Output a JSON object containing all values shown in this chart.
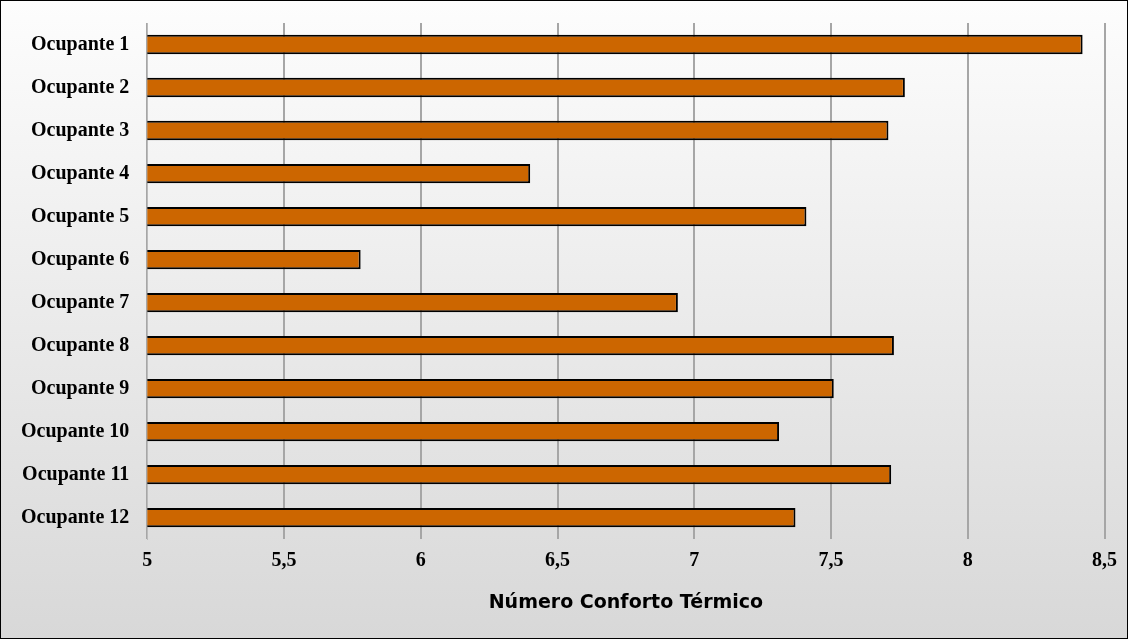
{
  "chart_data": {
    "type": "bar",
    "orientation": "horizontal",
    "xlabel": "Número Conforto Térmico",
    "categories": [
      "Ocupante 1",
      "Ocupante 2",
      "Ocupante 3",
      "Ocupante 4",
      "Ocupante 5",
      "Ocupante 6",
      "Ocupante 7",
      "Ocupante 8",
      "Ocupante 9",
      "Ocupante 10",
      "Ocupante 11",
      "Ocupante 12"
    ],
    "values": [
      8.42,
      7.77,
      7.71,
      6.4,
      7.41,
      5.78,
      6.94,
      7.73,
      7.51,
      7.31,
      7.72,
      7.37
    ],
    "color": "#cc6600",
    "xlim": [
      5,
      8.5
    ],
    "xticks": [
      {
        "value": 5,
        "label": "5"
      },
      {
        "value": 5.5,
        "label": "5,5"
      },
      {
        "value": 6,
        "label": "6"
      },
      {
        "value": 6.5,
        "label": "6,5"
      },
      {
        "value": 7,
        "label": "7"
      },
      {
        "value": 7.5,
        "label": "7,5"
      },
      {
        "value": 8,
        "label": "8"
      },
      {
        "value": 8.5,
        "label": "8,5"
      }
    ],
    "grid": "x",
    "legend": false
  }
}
------------------------------------------------------------
● **Work required**: Retype all of the entries exactly as written, leaving out any images.

● **Solution for this task**:
Output a JSON object containing all values shown in this chart.
{
  "chart_data": {
    "type": "bar",
    "orientation": "horizontal",
    "xlabel": "Número Conforto Térmico",
    "categories": [
      "Ocupante 1",
      "Ocupante 2",
      "Ocupante 3",
      "Ocupante 4",
      "Ocupante 5",
      "Ocupante 6",
      "Ocupante 7",
      "Ocupante 8",
      "Ocupante 9",
      "Ocupante 10",
      "Ocupante 11",
      "Ocupante 12"
    ],
    "values": [
      8.42,
      7.77,
      7.71,
      6.4,
      7.41,
      5.78,
      6.94,
      7.73,
      7.51,
      7.31,
      7.72,
      7.37
    ],
    "color": "#cc6600",
    "xlim": [
      5,
      8.5
    ],
    "xticks": [
      {
        "value": 5,
        "label": "5"
      },
      {
        "value": 5.5,
        "label": "5,5"
      },
      {
        "value": 6,
        "label": "6"
      },
      {
        "value": 6.5,
        "label": "6,5"
      },
      {
        "value": 7,
        "label": "7"
      },
      {
        "value": 7.5,
        "label": "7,5"
      },
      {
        "value": 8,
        "label": "8"
      },
      {
        "value": 8.5,
        "label": "8,5"
      }
    ],
    "grid": "x",
    "legend": false
  }
}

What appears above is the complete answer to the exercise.